* Start DATA EXTRACT *

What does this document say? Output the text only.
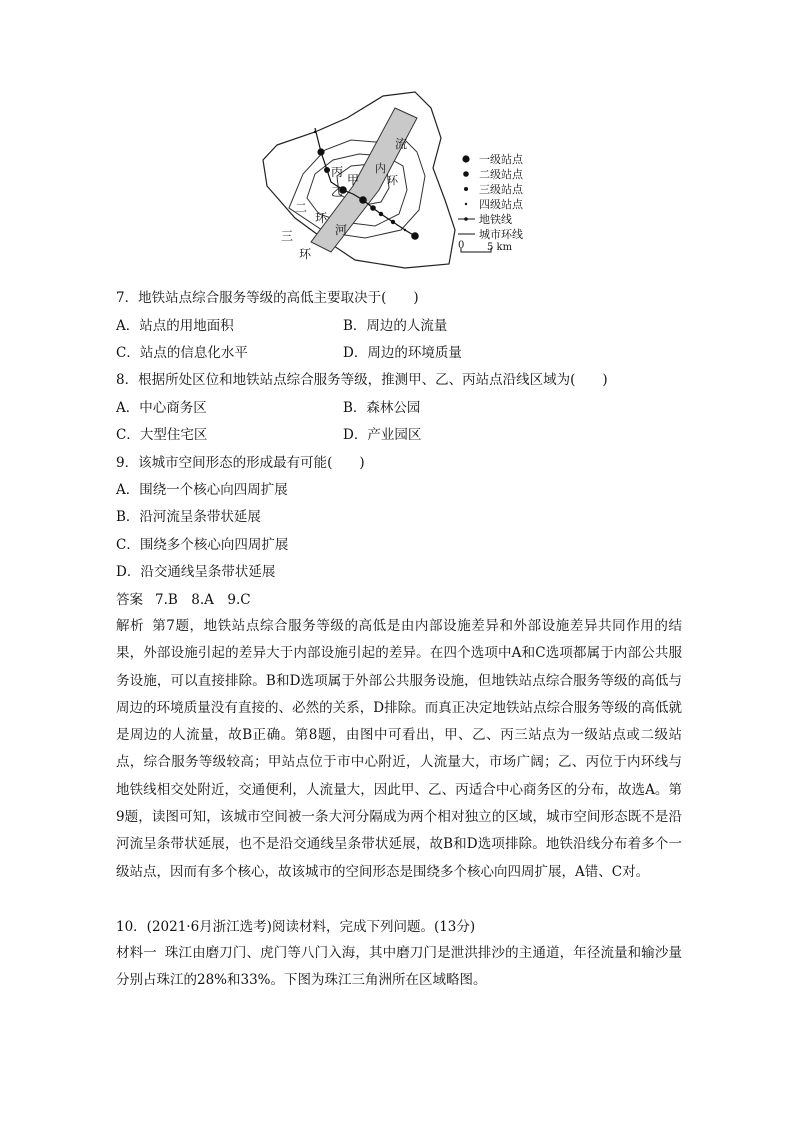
流
内
环
丙
甲
乙
二
环
河
三
环
一级站点
二级站点
三级站点
四级站点
地铁线
城市环线
0 5 km
7．地铁站点综合服务等级的高低主要取决于(　　)
A．站点的用地面积	B．周边的人流量
C．站点的信息化水平	D．周边的环境质量
8．根据所处区位和地铁站点综合服务等级，推测甲、乙、丙站点沿线区域为(　　)
A．中心商务区	B．森林公园
C．大型住宅区	D．产业园区
9．该城市空间形态的形成最有可能(　　)
A．围绕一个核心向四周扩展
B．沿河流呈条带状延展
C．围绕多个核心向四周扩展
D．沿交通线呈条带状延展
答案 7.B　8.A　9.C
解析 第7题，地铁站点综合服务等级的高低是由内部设施差异和外部设施差异共同作用的结果，外部设施引起的差异大于内部设施引起的差异。在四个选项中A和C选项都属于内部公共服务设施，可以直接排除。B和D选项属于外部公共服务设施，但地铁站点综合服务等级的高低与周边的环境质量没有直接的、必然的关系，D排除。而真正决定地铁站点综合服务等级的高低就是周边的人流量，故B正确。第8题，由图中可看出，甲、乙、丙三站点为一级站点或二级站点，综合服务等级较高；甲站点位于市中心附近，人流量大，市场广阔；乙、丙位于内环线与地铁线相交处附近，交通便利，人流量大，因此甲、乙、丙适合中心商务区的分布，故选A。第9题，读图可知，该城市空间被一条大河分隔成为两个相对独立的区域，城市空间形态既不是沿河流呈条带状延展，也不是沿交通线呈条带状延展，故B和D选项排除。地铁沿线分布着多个一级站点，因而有多个核心，故该城市的空间形态是围绕多个核心向四周扩展，A错、C对。
10．(2021·6月浙江选考)阅读材料，完成下列问题。(13分)
材料一 珠江由磨刀门、虎门等八门入海，其中磨刀门是泄洪排沙的主通道，年径流量和输沙量分别占珠江的28%和33%。下图为珠江三角洲所在区域略图。
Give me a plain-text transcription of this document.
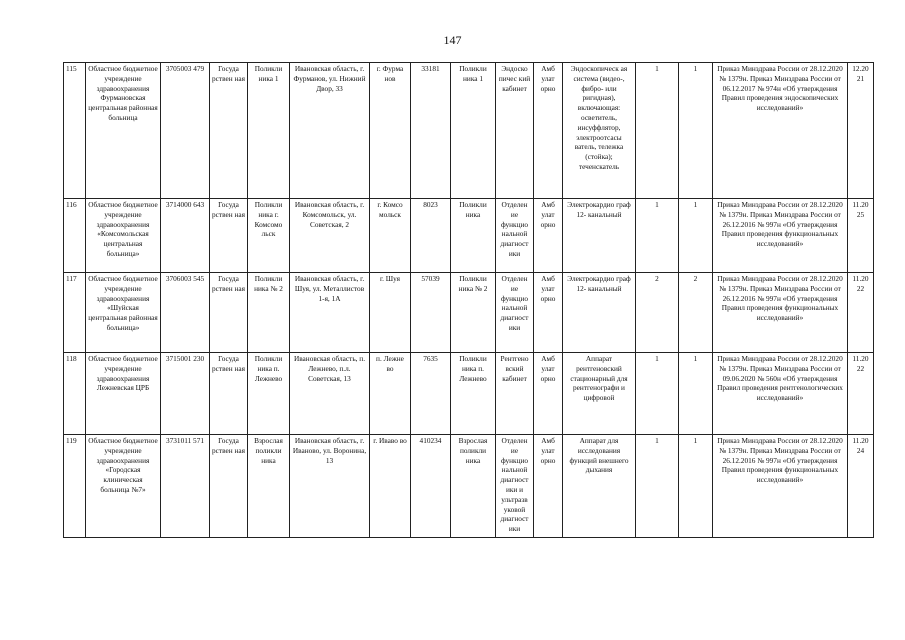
147
115	Областное бюджетное учреждение здравоохранения Фурмановская центральная районная больница	3705003 479	Госуда рствен ная	Поликли ника 1	Ивановская область, г. Фурманов, ул. Нижний Двор, 33	г. Фурма нов	33181	Поликли ника 1	Эндоско пичес кий кабинет	Амб улат орно	Эндоскопическ ая система (видео-, фибро- или ригидная), включающая: осветитель, инсуффлятор, электроотсасы ватель, тележка (стойка); теченскатель	1	1	Приказ Минздрава России от 28.12.2020 № 1379н. Приказ Минздрава России от 06.12.2017 № 974н «Об утверждения Правил проведения эндоскопических исследований»	12.20 21
116	Областное бюджетное учреждение здравоохранения «Комсомольская центральная больница»	3714000 643	Госуда рствен ная	Поликли ника г. Комсомо льск	Ивановская область, г. Комсомольск, ул. Советская, 2	г. Комсо мольск	8023	Поликли ника	Отделен ие функцио нальной диагност ики	Амб улат орно	Электрокардио граф 12- канальный	1	1	Приказ Минздрава России от 28.12.2020 № 1379н. Приказ Минздрава России от 26.12.2016 № 997н «Об утверждения Правил проведения функциональных исследований»	11.20 25
117	Областное бюджетное учреждение здравоохранения «Шуйская центральная районная больница»	3706003 545	Госуда рствен ная	Поликли ника № 2	Ивановская область, г. Шуя, ул. Металлистов 1-я, 1А	г. Шуя	57039	Поликли ника № 2	Отделен ие функцио нальной диагност ики	Амб улат орно	Электрокардио граф 12- канальный	2	2	Приказ Минздрава России от 28.12.2020 № 1379н. Приказ Минздрава России от 26.12.2016 № 997н «Об утверждения Правил проведения функциональных исследований»	11.20 22
118	Областное бюджетное учреждение здравоохранения Лежневская ЦРБ	3715001 230	Госуда рствен ная	Поликли ника п. Лежнево	Ивановская область, п. Лежнево, п.л. Советская, 13	п. Лежне во	7635	Поликли ника п. Лежнево	Рентгено вский кабинет	Амб улат орно	Аппарат рентгеновский стационарный для рентгенографи и цифровой	1	1	Приказ Минздрава России от 28.12.2020 № 1379н. Приказ Минздрава России от 09.06.2020 № 560н «Об утверждения Правил проведения рентгенологических исследований»	11.20 22
119	Областное бюджетное учреждение здравоохранения «Городская клиническая больница №7»	3731011 571	Госуда рствен ная	Взрослая поликли ника	Ивановская область, г. Иваново, ул. Воронина, 13	г. Иваво во	410234	Взрослая поликли ника	Отделен ие функцио нальной диагност ики и ультразв уковой диагност ики	Амб улат орно	Аппарат для исследования функций внешнего дыхания	1	1	Приказ Минздрава России от 28.12.2020 № 1379н. Приказ Минздрава России от 26.12.2016 № 997н «Об утверждения Правил проведения функциональных исследований»	11.20 24
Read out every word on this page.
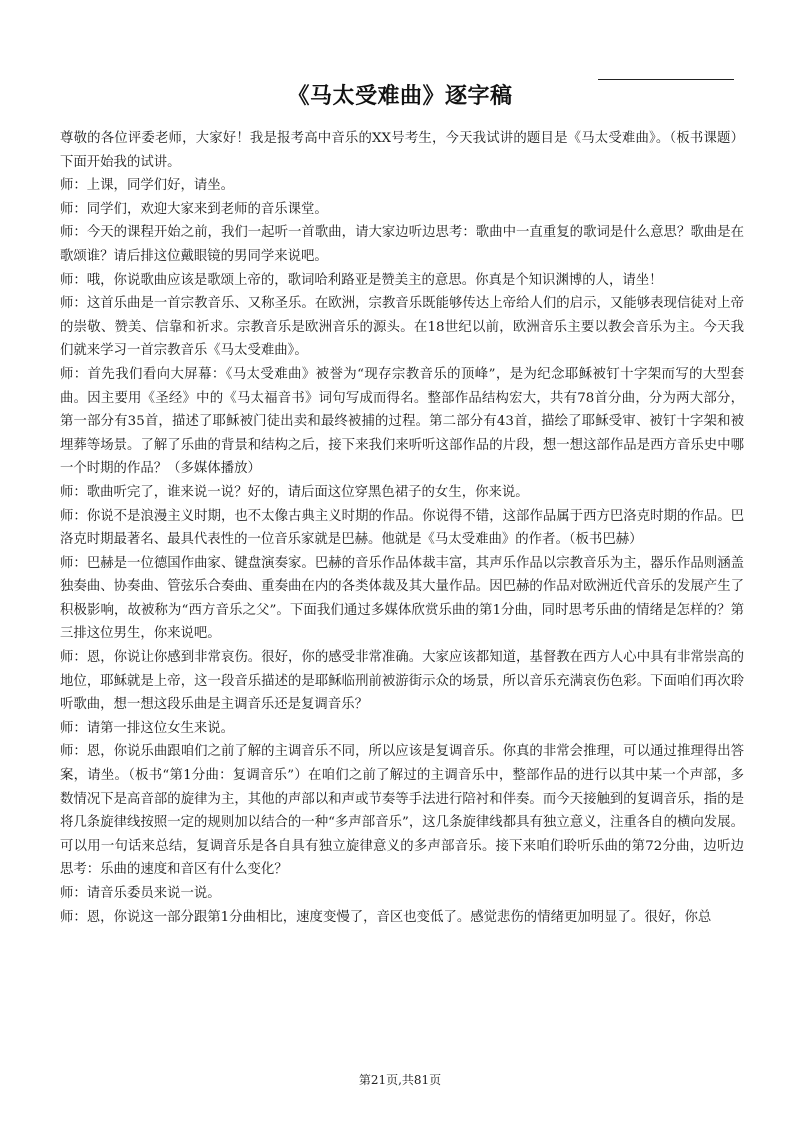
《马太受难曲》逐字稿

尊敬的各位评委老师，大家好！我是报考高中音乐的XX号考生，今天我试讲的题目是《马太受难曲》。（板书课题）下面开始我的试讲。

师：上课，同学们好，请坐。

师：同学们，欢迎大家来到老师的音乐课堂。

师：今天的课程开始之前，我们一起听一首歌曲，请大家边听边思考：歌曲中一直重复的歌词是什么意思？歌曲是在歌颂谁？请后排这位戴眼镜的男同学来说吧。

师：哦，你说歌曲应该是歌颂上帝的，歌词哈利路亚是赞美主的意思。你真是个知识渊博的人，请坐！

师：这首乐曲是一首宗教音乐、又称圣乐。在欧洲，宗教音乐既能够传达上帝给人们的启示，又能够表现信徒对上帝的崇敬、赞美、信靠和祈求。宗教音乐是欧洲音乐的源头。在18世纪以前，欧洲音乐主要以教会音乐为主。今天我们就来学习一首宗教音乐《马太受难曲》。

师：首先我们看向大屏幕：《马太受难曲》被誉为“现存宗教音乐的顶峰”，是为纪念耶稣被钉十字架而写的大型套曲。因主要用《圣经》中的《马太福音书》词句写成而得名。整部作品结构宏大，共有78首分曲，分为两大部分，第一部分有35首，描述了耶稣被门徒出卖和最终被捕的过程。第二部分有43首，描绘了耶稣受审、被钉十字架和被埋葬等场景。了解了乐曲的背景和结构之后，接下来我们来听听这部作品的片段，想一想这部作品是西方音乐史中哪一个时期的作品？（多媒体播放）

师：歌曲听完了，谁来说一说？好的，请后面这位穿黑色裙子的女生，你来说。

师：你说不是浪漫主义时期，也不太像古典主义时期的作品。你说得不错，这部作品属于西方巴洛克时期的作品。巴洛克时期最著名、最具代表性的一位音乐家就是巴赫。他就是《马太受难曲》的作者。（板书巴赫）

师：巴赫是一位德国作曲家、键盘演奏家。巴赫的音乐作品体裁丰富，其声乐作品以宗教音乐为主，器乐作品则涵盖独奏曲、协奏曲、管弦乐合奏曲、重奏曲在内的各类体裁及其大量作品。因巴赫的作品对欧洲近代音乐的发展产生了积极影响，故被称为“西方音乐之父”。下面我们通过多媒体欣赏乐曲的第1分曲，同时思考乐曲的情绪是怎样的？第三排这位男生，你来说吧。

师：恩，你说让你感到非常哀伤。很好，你的感受非常准确。大家应该都知道，基督教在西方人心中具有非常崇高的地位，耶稣就是上帝，这一段音乐描述的是耶稣临刑前被游街示众的场景，所以音乐充满哀伤色彩。下面咱们再次聆听歌曲，想一想这段乐曲是主调音乐还是复调音乐？

师：请第一排这位女生来说。

师：恩，你说乐曲跟咱们之前了解的主调音乐不同，所以应该是复调音乐。你真的非常会推理，可以通过推理得出答案，请坐。（板书“第1分曲：复调音乐”）在咱们之前了解过的主调音乐中，整部作品的进行以其中某一个声部，多数情况下是高音部的旋律为主，其他的声部以和声或节奏等手法进行陪衬和伴奏。而今天接触到的复调音乐，指的是将几条旋律线按照一定的规则加以结合的一种“多声部音乐”，这几条旋律线都具有独立意义，注重各自的横向发展。可以用一句话来总结，复调音乐是各自具有独立旋律意义的多声部音乐。接下来咱们聆听乐曲的第72分曲，边听边思考：乐曲的速度和音区有什么变化？

师：请音乐委员来说一说。

师：恩，你说这一部分跟第1分曲相比，速度变慢了，音区也变低了。感觉悲伤的情绪更加明显了。很好，你总

第21页,共81页
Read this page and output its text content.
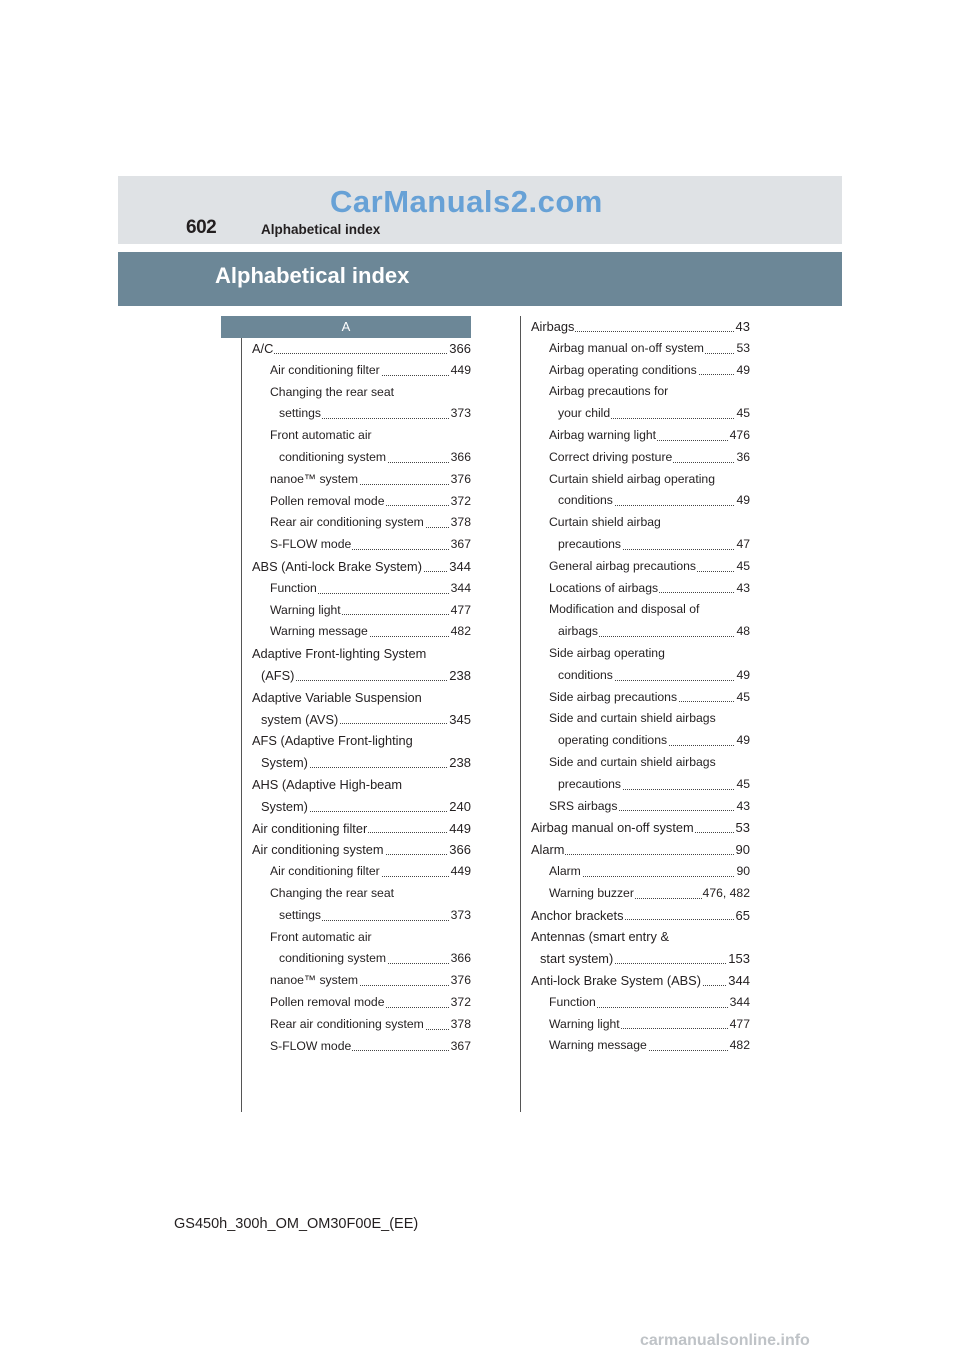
CarManuals2.com
602	Alphabetical index
Alphabetical index
A
A/C	366
Air conditioning filter	449
Changing the rear seat
settings	373
Front automatic air
conditioning system	366
nanoe™ system	376
Pollen removal mode	372
Rear air conditioning system 378
S-FLOW mode	367
ABS (Anti-lock Brake System) 344
Function	344
Warning light	477
Warning message	482
Adaptive Front-lighting System
(AFS)	238
Adaptive Variable Suspension
system (AVS)	345
AFS (Adaptive Front-lighting
System)	238
AHS (Adaptive High-beam
System)	240
Air conditioning filter	449
Air conditioning system	366
Air conditioning filter	449
Changing the rear seat
settings	373
Front automatic air
conditioning system	366
nanoe™ system	376
Pollen removal mode	372
Rear air conditioning system 378
S-FLOW mode	367
Airbags	43
Airbag manual on-off system	53
Airbag operating conditions	49
Airbag precautions for
your child	45
Airbag warning light	476
Correct driving posture	36
Curtain shield airbag operating
conditions	49
Curtain shield airbag
precautions	47
General airbag precautions	45
Locations of airbags	43
Modification and disposal of
airbags	48
Side airbag operating
conditions	49
Side airbag precautions	45
Side and curtain shield airbags
operating conditions	49
Side and curtain shield airbags
precautions	45
SRS airbags	43
Airbag manual on-off system	53
Alarm	90
Alarm	90
Warning buzzer	476, 482
Anchor brackets	65
Antennas (smart entry &
start system)	153
Anti-lock Brake System (ABS) 344
Function	344
Warning light	477
Warning message	482
GS450h_300h_OM_OM30F00E_(EE)
carmanualsonline.info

* End DATA EXTRACT *

EXERCISE:
Determine how many lines of the listing above include the word "Side", and report that number only.

RESPONSE TO THE TASK:
4